Stated task: Which lines contain the string "기반구축"? Please list every one of them.

## BEGIN Input data

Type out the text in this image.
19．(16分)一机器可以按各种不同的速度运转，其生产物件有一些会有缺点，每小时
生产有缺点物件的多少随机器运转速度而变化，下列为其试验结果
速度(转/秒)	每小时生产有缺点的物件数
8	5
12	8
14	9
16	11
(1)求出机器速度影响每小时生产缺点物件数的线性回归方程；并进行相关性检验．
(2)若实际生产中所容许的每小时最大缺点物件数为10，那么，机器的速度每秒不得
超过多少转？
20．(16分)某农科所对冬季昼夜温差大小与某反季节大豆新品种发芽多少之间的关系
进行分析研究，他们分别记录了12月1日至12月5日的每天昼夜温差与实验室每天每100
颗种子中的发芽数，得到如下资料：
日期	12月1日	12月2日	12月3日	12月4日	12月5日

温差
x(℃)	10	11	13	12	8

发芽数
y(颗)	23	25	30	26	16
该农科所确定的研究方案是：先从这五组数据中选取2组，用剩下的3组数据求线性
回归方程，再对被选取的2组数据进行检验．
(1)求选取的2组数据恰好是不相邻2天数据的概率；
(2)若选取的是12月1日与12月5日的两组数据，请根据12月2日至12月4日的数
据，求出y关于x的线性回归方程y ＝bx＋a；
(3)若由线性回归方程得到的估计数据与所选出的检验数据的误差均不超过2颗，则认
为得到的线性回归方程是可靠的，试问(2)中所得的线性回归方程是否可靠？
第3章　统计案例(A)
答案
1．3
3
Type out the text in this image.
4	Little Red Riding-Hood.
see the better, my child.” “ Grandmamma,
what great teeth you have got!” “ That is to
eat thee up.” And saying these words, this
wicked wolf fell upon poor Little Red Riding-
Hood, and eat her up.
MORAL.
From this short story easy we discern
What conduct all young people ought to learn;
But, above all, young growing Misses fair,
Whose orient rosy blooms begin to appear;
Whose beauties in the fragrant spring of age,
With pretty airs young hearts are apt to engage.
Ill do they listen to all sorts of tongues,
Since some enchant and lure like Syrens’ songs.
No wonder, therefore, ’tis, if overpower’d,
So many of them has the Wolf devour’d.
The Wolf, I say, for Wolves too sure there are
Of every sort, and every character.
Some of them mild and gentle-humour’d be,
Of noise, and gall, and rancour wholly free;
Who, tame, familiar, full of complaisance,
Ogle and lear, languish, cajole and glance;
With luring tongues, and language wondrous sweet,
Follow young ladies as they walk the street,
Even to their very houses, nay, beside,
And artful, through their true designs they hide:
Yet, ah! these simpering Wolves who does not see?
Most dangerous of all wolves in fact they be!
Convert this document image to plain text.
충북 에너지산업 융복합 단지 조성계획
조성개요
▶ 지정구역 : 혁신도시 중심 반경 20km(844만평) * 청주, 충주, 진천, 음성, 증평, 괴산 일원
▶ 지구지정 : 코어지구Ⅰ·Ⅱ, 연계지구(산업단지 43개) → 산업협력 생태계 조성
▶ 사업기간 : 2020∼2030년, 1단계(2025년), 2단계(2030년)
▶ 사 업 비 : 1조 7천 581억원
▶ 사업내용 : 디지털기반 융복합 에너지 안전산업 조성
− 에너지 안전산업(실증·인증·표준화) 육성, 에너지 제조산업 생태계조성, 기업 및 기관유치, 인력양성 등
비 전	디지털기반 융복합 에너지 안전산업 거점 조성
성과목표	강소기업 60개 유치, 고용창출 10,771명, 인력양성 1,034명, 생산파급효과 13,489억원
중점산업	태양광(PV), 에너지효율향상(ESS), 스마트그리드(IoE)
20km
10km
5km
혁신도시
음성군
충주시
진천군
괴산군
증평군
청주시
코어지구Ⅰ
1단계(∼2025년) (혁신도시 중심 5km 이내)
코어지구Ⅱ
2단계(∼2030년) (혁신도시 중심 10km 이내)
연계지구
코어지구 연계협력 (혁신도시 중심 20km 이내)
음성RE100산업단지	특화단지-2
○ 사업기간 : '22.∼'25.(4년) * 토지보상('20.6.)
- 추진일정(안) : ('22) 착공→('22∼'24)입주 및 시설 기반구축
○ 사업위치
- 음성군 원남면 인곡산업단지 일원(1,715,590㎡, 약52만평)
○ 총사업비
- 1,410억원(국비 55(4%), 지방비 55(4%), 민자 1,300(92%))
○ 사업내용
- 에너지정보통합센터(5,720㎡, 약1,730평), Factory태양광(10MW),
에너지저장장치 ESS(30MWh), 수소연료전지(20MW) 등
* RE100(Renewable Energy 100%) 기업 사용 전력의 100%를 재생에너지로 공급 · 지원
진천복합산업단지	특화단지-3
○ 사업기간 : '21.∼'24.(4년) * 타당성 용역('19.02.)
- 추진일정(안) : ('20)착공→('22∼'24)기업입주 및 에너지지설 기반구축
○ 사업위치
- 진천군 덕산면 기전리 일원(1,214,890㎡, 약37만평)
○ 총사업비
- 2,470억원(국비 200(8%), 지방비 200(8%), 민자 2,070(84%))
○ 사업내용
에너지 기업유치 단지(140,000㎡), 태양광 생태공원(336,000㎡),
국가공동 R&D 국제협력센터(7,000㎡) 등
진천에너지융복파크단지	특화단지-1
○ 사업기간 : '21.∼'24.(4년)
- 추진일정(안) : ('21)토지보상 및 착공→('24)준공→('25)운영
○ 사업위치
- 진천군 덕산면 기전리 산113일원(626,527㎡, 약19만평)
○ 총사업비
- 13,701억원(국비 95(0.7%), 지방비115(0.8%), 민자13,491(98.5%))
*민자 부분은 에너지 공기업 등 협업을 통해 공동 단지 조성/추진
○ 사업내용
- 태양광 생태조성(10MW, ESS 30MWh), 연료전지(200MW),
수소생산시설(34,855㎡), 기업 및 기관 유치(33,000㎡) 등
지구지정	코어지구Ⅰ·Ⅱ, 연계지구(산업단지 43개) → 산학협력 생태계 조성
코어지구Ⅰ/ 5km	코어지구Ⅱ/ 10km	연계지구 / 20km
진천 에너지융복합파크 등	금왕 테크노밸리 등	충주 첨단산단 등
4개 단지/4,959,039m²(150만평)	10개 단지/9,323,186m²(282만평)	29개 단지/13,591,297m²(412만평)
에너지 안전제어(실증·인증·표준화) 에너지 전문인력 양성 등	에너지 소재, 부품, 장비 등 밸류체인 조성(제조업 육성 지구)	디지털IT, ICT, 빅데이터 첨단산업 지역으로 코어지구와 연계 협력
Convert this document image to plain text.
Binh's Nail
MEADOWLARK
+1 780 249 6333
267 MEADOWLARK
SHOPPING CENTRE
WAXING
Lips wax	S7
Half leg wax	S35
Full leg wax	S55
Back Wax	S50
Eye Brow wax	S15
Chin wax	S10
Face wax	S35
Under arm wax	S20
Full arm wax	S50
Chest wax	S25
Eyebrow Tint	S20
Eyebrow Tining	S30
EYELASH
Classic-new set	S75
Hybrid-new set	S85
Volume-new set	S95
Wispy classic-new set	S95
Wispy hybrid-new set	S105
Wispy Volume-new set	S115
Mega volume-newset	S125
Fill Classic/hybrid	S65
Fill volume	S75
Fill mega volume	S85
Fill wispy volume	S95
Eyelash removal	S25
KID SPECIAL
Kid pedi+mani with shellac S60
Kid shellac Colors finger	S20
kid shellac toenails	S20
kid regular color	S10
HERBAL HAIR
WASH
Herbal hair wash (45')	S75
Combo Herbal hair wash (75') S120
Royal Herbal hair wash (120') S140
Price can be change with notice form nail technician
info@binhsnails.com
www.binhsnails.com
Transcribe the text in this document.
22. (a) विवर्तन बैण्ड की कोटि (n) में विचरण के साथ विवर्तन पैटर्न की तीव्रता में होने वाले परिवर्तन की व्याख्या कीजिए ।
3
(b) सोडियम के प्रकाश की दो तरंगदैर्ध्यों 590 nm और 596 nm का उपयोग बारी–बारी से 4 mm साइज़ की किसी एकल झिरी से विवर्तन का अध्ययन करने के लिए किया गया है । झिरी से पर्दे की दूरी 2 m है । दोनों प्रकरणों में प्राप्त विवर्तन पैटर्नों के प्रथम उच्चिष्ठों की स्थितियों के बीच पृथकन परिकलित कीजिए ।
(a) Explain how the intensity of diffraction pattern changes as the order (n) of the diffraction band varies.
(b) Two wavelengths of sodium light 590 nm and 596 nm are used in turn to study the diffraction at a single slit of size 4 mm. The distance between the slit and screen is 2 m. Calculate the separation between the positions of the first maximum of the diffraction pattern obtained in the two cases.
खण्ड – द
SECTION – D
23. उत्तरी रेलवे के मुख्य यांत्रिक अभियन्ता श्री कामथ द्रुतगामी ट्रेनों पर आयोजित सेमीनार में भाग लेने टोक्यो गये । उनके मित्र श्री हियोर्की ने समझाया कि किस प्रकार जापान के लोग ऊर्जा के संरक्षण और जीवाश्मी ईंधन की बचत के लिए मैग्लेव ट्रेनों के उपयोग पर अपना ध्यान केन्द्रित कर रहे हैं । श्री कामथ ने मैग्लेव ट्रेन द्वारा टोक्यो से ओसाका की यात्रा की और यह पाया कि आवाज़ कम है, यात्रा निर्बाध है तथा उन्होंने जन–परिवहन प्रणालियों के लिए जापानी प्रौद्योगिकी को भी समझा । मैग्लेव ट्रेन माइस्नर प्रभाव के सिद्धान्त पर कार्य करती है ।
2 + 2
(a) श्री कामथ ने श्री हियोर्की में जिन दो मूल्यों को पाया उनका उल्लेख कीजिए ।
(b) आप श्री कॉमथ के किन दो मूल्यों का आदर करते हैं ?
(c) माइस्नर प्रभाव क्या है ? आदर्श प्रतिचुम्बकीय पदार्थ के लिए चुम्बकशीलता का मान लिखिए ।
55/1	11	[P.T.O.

## END Input data

Expected output:
- 추진일정(안) : ('22) 착공→('22∼'24)입주 및 시설 기반구축
- 추진일정(안) : ('20)착공→('22∼'24)기업입주 및 에너지지설 기반구축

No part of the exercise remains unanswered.